[START Data excerpts]

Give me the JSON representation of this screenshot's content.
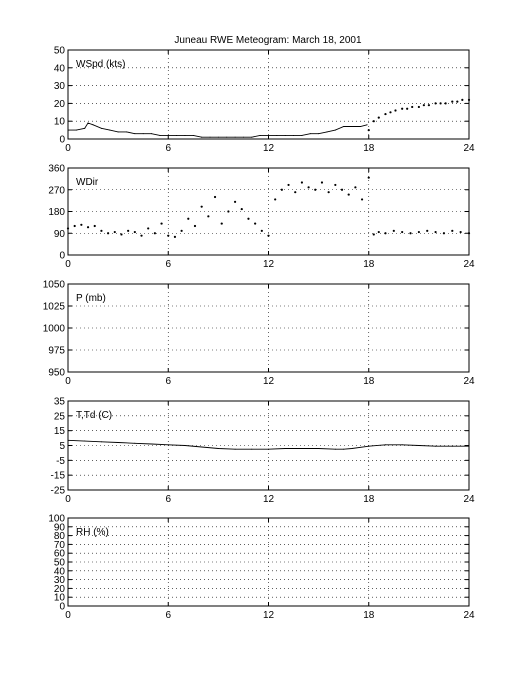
{
  "title": "Juneau RWE Meteogram:      March 18, 2001",
  "chart_data": [
    {
      "type": "line",
      "label": "WSpd (kts)",
      "xlim": [
        0,
        24
      ],
      "xticks": [
        0,
        6,
        12,
        18,
        24
      ],
      "ylim": [
        0,
        50
      ],
      "yticks": [
        0,
        10,
        20,
        30,
        40,
        50
      ],
      "grid": true,
      "series": [
        {
          "x": [
            0,
            0.5,
            1,
            1.2,
            1.5,
            2,
            2.5,
            3,
            3.5,
            4,
            4.5,
            5,
            5.5,
            6,
            6.5,
            7,
            7.5,
            8,
            8.5,
            9,
            9.5,
            10,
            10.5,
            11,
            11.5,
            12,
            12.5,
            13,
            13.5,
            14,
            14.5,
            15,
            15.5,
            16,
            16.5,
            17,
            17.5,
            17.9
          ],
          "y": [
            5,
            5,
            6,
            9,
            8,
            6,
            5,
            4,
            4,
            3,
            3,
            3,
            2,
            2,
            2,
            2,
            2,
            1,
            1,
            1,
            1,
            1,
            1,
            1,
            2,
            2,
            2,
            2,
            2,
            2,
            3,
            3,
            4,
            5,
            7,
            7,
            7,
            8
          ]
        },
        {
          "style": "dots",
          "x": [
            18,
            18.3,
            18.6,
            19,
            19.3,
            19.6,
            20,
            20.3,
            20.6,
            21,
            21.3,
            21.6,
            22,
            22.3,
            22.6,
            23,
            23.3,
            23.6,
            24
          ],
          "y": [
            5,
            10,
            12,
            14,
            15,
            16,
            17,
            17,
            18,
            18,
            19,
            19,
            20,
            20,
            20,
            21,
            21,
            22,
            22
          ]
        }
      ]
    },
    {
      "type": "scatter",
      "label": "WDir",
      "xlim": [
        0,
        24
      ],
      "xticks": [
        0,
        6,
        12,
        18,
        24
      ],
      "ylim": [
        0,
        360
      ],
      "yticks": [
        0,
        90,
        180,
        270,
        360
      ],
      "grid": true,
      "series": [
        {
          "x": [
            0,
            0.4,
            0.8,
            1.2,
            1.6,
            2,
            2.4,
            2.8,
            3.2,
            3.6,
            4,
            4.4,
            4.8,
            5.2,
            5.6,
            6,
            6.4,
            6.8,
            7.2,
            7.6,
            8,
            8.4,
            8.8,
            9.2,
            9.6,
            10,
            10.4,
            10.8,
            11.2,
            11.6,
            12,
            12.4,
            12.8,
            13.2,
            13.6,
            14,
            14.4,
            14.8,
            15.2,
            15.6,
            16,
            16.4,
            16.8,
            17.2,
            17.6,
            18,
            18.3,
            18.6,
            19,
            19.5,
            20,
            20.5,
            21,
            21.5,
            22,
            22.5,
            23,
            23.5,
            24
          ],
          "y": [
            110,
            120,
            125,
            115,
            120,
            100,
            90,
            95,
            85,
            100,
            95,
            80,
            110,
            90,
            130,
            80,
            75,
            100,
            150,
            120,
            200,
            160,
            240,
            130,
            180,
            220,
            190,
            150,
            130,
            100,
            80,
            230,
            270,
            290,
            260,
            300,
            280,
            270,
            300,
            260,
            290,
            270,
            250,
            280,
            230,
            320,
            85,
            95,
            90,
            100,
            95,
            90,
            95,
            100,
            95,
            90,
            100,
            95,
            90
          ]
        }
      ]
    },
    {
      "type": "line",
      "label": "P (mb)",
      "xlim": [
        0,
        24
      ],
      "xticks": [
        0,
        6,
        12,
        18,
        24
      ],
      "ylim": [
        950,
        1050
      ],
      "yticks": [
        950,
        975,
        1000,
        1025,
        1050
      ],
      "grid": true,
      "series": []
    },
    {
      "type": "line",
      "label": "T,Td (C)",
      "xlim": [
        0,
        24
      ],
      "xticks": [
        0,
        6,
        12,
        18,
        24
      ],
      "ylim": [
        -25,
        35
      ],
      "yticks": [
        -25,
        -15,
        -5,
        5,
        15,
        25,
        35
      ],
      "grid": true,
      "series": [
        {
          "x": [
            0,
            1,
            2,
            3,
            4,
            5,
            6,
            7,
            8,
            9,
            10,
            11,
            12,
            13,
            14,
            15,
            16,
            16.5,
            17,
            18,
            19,
            20,
            21,
            22,
            23,
            24
          ],
          "y": [
            8.5,
            8,
            7.5,
            7,
            6.5,
            6,
            5.5,
            5,
            4,
            3,
            2.5,
            2.5,
            2.5,
            3,
            3,
            3,
            2.5,
            2.5,
            3,
            4.5,
            5.5,
            5.5,
            5,
            4.5,
            4.5,
            4.5
          ]
        }
      ]
    },
    {
      "type": "line",
      "label": "RH (%)",
      "xlim": [
        0,
        24
      ],
      "xticks": [
        0,
        6,
        12,
        18,
        24
      ],
      "ylim": [
        0,
        100
      ],
      "yticks": [
        0,
        10,
        20,
        30,
        40,
        50,
        60,
        70,
        80,
        90,
        100
      ],
      "grid": true,
      "series": []
    }
  ]
}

[END Data excerpts]

--- Goal ---
Copy the records exactly as they appear, excluding images.

--- Correct answer ---
Give me the JSON representation of this screenshot's content.
{
  "title": "Juneau RWE Meteogram:      March 18, 2001",
  "chart_data": [
    {
      "type": "line",
      "label": "WSpd (kts)",
      "xlim": [
        0,
        24
      ],
      "xticks": [
        0,
        6,
        12,
        18,
        24
      ],
      "ylim": [
        0,
        50
      ],
      "yticks": [
        0,
        10,
        20,
        30,
        40,
        50
      ],
      "grid": true,
      "series": [
        {
          "x": [
            0,
            0.5,
            1,
            1.2,
            1.5,
            2,
            2.5,
            3,
            3.5,
            4,
            4.5,
            5,
            5.5,
            6,
            6.5,
            7,
            7.5,
            8,
            8.5,
            9,
            9.5,
            10,
            10.5,
            11,
            11.5,
            12,
            12.5,
            13,
            13.5,
            14,
            14.5,
            15,
            15.5,
            16,
            16.5,
            17,
            17.5,
            17.9
          ],
          "y": [
            5,
            5,
            6,
            9,
            8,
            6,
            5,
            4,
            4,
            3,
            3,
            3,
            2,
            2,
            2,
            2,
            2,
            1,
            1,
            1,
            1,
            1,
            1,
            1,
            2,
            2,
            2,
            2,
            2,
            2,
            3,
            3,
            4,
            5,
            7,
            7,
            7,
            8
          ]
        },
        {
          "style": "dots",
          "x": [
            18,
            18.3,
            18.6,
            19,
            19.3,
            19.6,
            20,
            20.3,
            20.6,
            21,
            21.3,
            21.6,
            22,
            22.3,
            22.6,
            23,
            23.3,
            23.6,
            24
          ],
          "y": [
            5,
            10,
            12,
            14,
            15,
            16,
            17,
            17,
            18,
            18,
            19,
            19,
            20,
            20,
            20,
            21,
            21,
            22,
            22
          ]
        }
      ]
    },
    {
      "type": "scatter",
      "label": "WDir",
      "xlim": [
        0,
        24
      ],
      "xticks": [
        0,
        6,
        12,
        18,
        24
      ],
      "ylim": [
        0,
        360
      ],
      "yticks": [
        0,
        90,
        180,
        270,
        360
      ],
      "grid": true,
      "series": [
        {
          "x": [
            0,
            0.4,
            0.8,
            1.2,
            1.6,
            2,
            2.4,
            2.8,
            3.2,
            3.6,
            4,
            4.4,
            4.8,
            5.2,
            5.6,
            6,
            6.4,
            6.8,
            7.2,
            7.6,
            8,
            8.4,
            8.8,
            9.2,
            9.6,
            10,
            10.4,
            10.8,
            11.2,
            11.6,
            12,
            12.4,
            12.8,
            13.2,
            13.6,
            14,
            14.4,
            14.8,
            15.2,
            15.6,
            16,
            16.4,
            16.8,
            17.2,
            17.6,
            18,
            18.3,
            18.6,
            19,
            19.5,
            20,
            20.5,
            21,
            21.5,
            22,
            22.5,
            23,
            23.5,
            24
          ],
          "y": [
            110,
            120,
            125,
            115,
            120,
            100,
            90,
            95,
            85,
            100,
            95,
            80,
            110,
            90,
            130,
            80,
            75,
            100,
            150,
            120,
            200,
            160,
            240,
            130,
            180,
            220,
            190,
            150,
            130,
            100,
            80,
            230,
            270,
            290,
            260,
            300,
            280,
            270,
            300,
            260,
            290,
            270,
            250,
            280,
            230,
            320,
            85,
            95,
            90,
            100,
            95,
            90,
            95,
            100,
            95,
            90,
            100,
            95,
            90
          ]
        }
      ]
    },
    {
      "type": "line",
      "label": "P (mb)",
      "xlim": [
        0,
        24
      ],
      "xticks": [
        0,
        6,
        12,
        18,
        24
      ],
      "ylim": [
        950,
        1050
      ],
      "yticks": [
        950,
        975,
        1000,
        1025,
        1050
      ],
      "grid": true,
      "series": []
    },
    {
      "type": "line",
      "label": "T,Td (C)",
      "xlim": [
        0,
        24
      ],
      "xticks": [
        0,
        6,
        12,
        18,
        24
      ],
      "ylim": [
        -25,
        35
      ],
      "yticks": [
        -25,
        -15,
        -5,
        5,
        15,
        25,
        35
      ],
      "grid": true,
      "series": [
        {
          "x": [
            0,
            1,
            2,
            3,
            4,
            5,
            6,
            7,
            8,
            9,
            10,
            11,
            12,
            13,
            14,
            15,
            16,
            16.5,
            17,
            18,
            19,
            20,
            21,
            22,
            23,
            24
          ],
          "y": [
            8.5,
            8,
            7.5,
            7,
            6.5,
            6,
            5.5,
            5,
            4,
            3,
            2.5,
            2.5,
            2.5,
            3,
            3,
            3,
            2.5,
            2.5,
            3,
            4.5,
            5.5,
            5.5,
            5,
            4.5,
            4.5,
            4.5
          ]
        }
      ]
    },
    {
      "type": "line",
      "label": "RH (%)",
      "xlim": [
        0,
        24
      ],
      "xticks": [
        0,
        6,
        12,
        18,
        24
      ],
      "ylim": [
        0,
        100
      ],
      "yticks": [
        0,
        10,
        20,
        30,
        40,
        50,
        60,
        70,
        80,
        90,
        100
      ],
      "grid": true,
      "series": []
    }
  ]
}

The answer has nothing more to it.